- GIVEN EXERCISE
Revise the listing below by changing every "y-tick-label" to "y-axis-tick", with nothing else altered.
---*---
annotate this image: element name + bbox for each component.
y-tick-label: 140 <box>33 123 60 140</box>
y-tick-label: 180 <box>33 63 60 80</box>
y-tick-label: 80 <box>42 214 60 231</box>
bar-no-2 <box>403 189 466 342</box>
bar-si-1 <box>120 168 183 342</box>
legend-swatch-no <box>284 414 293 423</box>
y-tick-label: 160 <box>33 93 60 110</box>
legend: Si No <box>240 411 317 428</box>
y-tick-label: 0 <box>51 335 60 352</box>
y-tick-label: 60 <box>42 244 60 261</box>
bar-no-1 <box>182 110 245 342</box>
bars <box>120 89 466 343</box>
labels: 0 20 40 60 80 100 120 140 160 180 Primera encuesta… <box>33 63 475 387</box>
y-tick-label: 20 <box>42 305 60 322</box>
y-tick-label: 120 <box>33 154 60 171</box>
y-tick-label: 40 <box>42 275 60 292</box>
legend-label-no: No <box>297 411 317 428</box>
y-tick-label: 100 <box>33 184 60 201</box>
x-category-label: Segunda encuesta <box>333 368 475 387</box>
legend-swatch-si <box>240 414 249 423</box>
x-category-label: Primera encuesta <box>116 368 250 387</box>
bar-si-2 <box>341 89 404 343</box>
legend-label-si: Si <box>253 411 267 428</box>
---*---
- ANSWER IN FULL
annotate this image: element name + bbox for each component.
y-axis-tick: 140 <box>33 123 60 140</box>
y-axis-tick: 180 <box>33 63 60 80</box>
y-axis-tick: 80 <box>42 214 60 231</box>
bar-no-2 <box>403 189 466 342</box>
bar-si-1 <box>120 168 183 342</box>
legend-swatch-no <box>284 414 293 423</box>
y-axis-tick: 160 <box>33 93 60 110</box>
legend: Si No <box>240 411 317 428</box>
y-axis-tick: 0 <box>51 335 60 352</box>
y-axis-tick: 60 <box>42 244 60 261</box>
bar-no-1 <box>182 110 245 342</box>
bars <box>120 89 466 343</box>
labels: 0 20 40 60 80 100 120 140 160 180 Primera encuesta… <box>33 63 475 387</box>
y-axis-tick: 20 <box>42 305 60 322</box>
y-axis-tick: 120 <box>33 154 60 171</box>
y-axis-tick: 40 <box>42 275 60 292</box>
legend-label-no: No <box>297 411 317 428</box>
y-axis-tick: 100 <box>33 184 60 201</box>
x-category-label: Segunda encuesta <box>333 368 475 387</box>
legend-swatch-si <box>240 414 249 423</box>
x-category-label: Primera encuesta <box>116 368 250 387</box>
bar-si-2 <box>341 89 404 343</box>
legend-label-si: Si <box>253 411 267 428</box>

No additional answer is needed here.